_AIM OF THE TASK_
Return the whole listing exactly as it stands.

_GIVEN DATA_
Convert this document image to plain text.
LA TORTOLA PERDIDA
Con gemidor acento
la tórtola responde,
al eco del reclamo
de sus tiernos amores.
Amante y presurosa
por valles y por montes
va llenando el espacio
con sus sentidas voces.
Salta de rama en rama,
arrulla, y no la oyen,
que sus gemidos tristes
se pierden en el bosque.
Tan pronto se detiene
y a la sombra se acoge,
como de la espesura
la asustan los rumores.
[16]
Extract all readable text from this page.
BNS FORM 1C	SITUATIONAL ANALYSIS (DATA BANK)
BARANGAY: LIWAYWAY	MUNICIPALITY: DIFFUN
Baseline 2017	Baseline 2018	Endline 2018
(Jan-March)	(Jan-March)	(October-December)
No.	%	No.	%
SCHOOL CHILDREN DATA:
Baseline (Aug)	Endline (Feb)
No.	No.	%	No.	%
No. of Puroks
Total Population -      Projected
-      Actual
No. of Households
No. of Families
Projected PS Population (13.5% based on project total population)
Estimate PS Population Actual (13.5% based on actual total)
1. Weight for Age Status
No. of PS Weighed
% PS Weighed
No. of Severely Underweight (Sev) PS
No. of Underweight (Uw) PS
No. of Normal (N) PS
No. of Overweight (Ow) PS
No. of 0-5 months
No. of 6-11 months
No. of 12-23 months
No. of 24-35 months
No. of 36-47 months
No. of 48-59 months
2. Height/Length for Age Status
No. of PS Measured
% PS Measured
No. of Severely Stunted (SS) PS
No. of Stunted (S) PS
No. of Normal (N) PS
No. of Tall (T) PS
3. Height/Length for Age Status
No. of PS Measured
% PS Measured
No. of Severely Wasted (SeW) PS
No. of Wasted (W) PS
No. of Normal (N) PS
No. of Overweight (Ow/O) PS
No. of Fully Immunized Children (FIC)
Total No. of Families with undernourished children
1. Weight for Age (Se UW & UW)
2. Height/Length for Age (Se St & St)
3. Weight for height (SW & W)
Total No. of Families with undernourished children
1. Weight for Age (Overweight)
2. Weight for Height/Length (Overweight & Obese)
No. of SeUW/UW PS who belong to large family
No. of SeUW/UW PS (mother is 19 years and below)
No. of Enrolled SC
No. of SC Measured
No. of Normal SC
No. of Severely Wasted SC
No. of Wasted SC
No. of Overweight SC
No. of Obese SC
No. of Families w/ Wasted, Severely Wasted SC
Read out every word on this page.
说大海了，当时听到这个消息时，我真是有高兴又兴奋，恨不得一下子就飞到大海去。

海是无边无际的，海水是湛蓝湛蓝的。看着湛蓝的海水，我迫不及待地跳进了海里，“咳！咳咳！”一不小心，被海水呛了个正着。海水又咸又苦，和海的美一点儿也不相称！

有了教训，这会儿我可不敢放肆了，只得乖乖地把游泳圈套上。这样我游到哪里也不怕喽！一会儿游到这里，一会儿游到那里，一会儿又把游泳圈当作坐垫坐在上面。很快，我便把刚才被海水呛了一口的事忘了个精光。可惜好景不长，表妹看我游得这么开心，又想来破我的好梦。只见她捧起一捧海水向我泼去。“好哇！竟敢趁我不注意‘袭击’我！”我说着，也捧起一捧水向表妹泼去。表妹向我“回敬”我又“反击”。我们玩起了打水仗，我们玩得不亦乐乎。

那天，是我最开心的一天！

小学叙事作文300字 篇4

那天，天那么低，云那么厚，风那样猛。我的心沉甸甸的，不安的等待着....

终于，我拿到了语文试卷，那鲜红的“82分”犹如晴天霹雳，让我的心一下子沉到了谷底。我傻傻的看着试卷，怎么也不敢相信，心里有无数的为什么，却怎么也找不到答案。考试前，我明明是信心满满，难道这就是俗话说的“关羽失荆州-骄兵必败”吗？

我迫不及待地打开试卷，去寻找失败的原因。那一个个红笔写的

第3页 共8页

_RESULT OF THE TASK_
Convert this document image to plain text.
LA TORTOLA PERDIDA
Con gemidor acento
la tórtola responde,
al eco del reclamo
de sus tiernos amores.
Amante y presurosa
por valles y por montes
va llenando el espacio
con sus sentidas voces.
Salta de rama en rama,
arrulla, y no la oyen,
que sus gemidos tristes
se pierden en el bosque.
Tan pronto se detiene
y a la sombra se acoge,
como de la espesura
la asustan los rumores.
[16]
Extract all readable text from this page.
BNS FORM 1C	SITUATIONAL ANALYSIS (DATA BANK)
BARANGAY: LIWAYWAY	MUNICIPALITY: DIFFUN
Baseline 2017	Baseline 2018	Endline 2018
(Jan-March)	(Jan-March)	(October-December)
No.	%	No.	%
SCHOOL CHILDREN DATA:
Baseline (Aug)	Endline (Feb)
No.	No.	%	No.	%
No. of Puroks
Total Population -      Projected
-      Actual
No. of Households
No. of Families
Projected PS Population (13.5% based on project total population)
Estimate PS Population Actual (13.5% based on actual total)
1. Weight for Age Status
No. of PS Weighed
% PS Weighed
No. of Severely Underweight (Sev) PS
No. of Underweight (Uw) PS
No. of Normal (N) PS
No. of Overweight (Ow) PS
No. of 0-5 months
No. of 6-11 months
No. of 12-23 months
No. of 24-35 months
No. of 36-47 months
No. of 48-59 months
2. Height/Length for Age Status
No. of PS Measured
% PS Measured
No. of Severely Stunted (SS) PS
No. of Stunted (S) PS
No. of Normal (N) PS
No. of Tall (T) PS
3. Height/Length for Age Status
No. of PS Measured
% PS Measured
No. of Severely Wasted (SeW) PS
No. of Wasted (W) PS
No. of Normal (N) PS
No. of Overweight (Ow/O) PS
No. of Fully Immunized Children (FIC)
Total No. of Families with undernourished children
1. Weight for Age (Se UW & UW)
2. Height/Length for Age (Se St & St)
3. Weight for height (SW & W)
Total No. of Families with undernourished children
1. Weight for Age (Overweight)
2. Weight for Height/Length (Overweight & Obese)
No. of SeUW/UW PS who belong to large family
No. of SeUW/UW PS (mother is 19 years and below)
No. of Enrolled SC
No. of SC Measured
No. of Normal SC
No. of Severely Wasted SC
No. of Wasted SC
No. of Overweight SC
No. of Obese SC
No. of Families w/ Wasted, Severely Wasted SC
Read out every word on this page.
说大海了，当时听到这个消息时，我真是有高兴又兴奋，恨不得一下子就飞到大海去。

海是无边无际的，海水是湛蓝湛蓝的。看着湛蓝的海水，我迫不及待地跳进了海里，“咳！咳咳！”一不小心，被海水呛了个正着。海水又咸又苦，和海的美一点儿也不相称！

有了教训，这会儿我可不敢放肆了，只得乖乖地把游泳圈套上。这样我游到哪里也不怕喽！一会儿游到这里，一会儿游到那里，一会儿又把游泳圈当作坐垫坐在上面。很快，我便把刚才被海水呛了一口的事忘了个精光。可惜好景不长，表妹看我游得这么开心，又想来破我的好梦。只见她捧起一捧海水向我泼去。“好哇！竟敢趁我不注意‘袭击’我！”我说着，也捧起一捧水向表妹泼去。表妹向我“回敬”我又“反击”。我们玩起了打水仗，我们玩得不亦乐乎。

那天，是我最开心的一天！

小学叙事作文300字 篇4

那天，天那么低，云那么厚，风那样猛。我的心沉甸甸的，不安的等待着....

终于，我拿到了语文试卷，那鲜红的“82分”犹如晴天霹雳，让我的心一下子沉到了谷底。我傻傻的看着试卷，怎么也不敢相信，心里有无数的为什么，却怎么也找不到答案。考试前，我明明是信心满满，难道这就是俗话说的“关羽失荆州-骄兵必败”吗？

我迫不及待地打开试卷，去寻找失败的原因。那一个个红笔写的

第3页 共8页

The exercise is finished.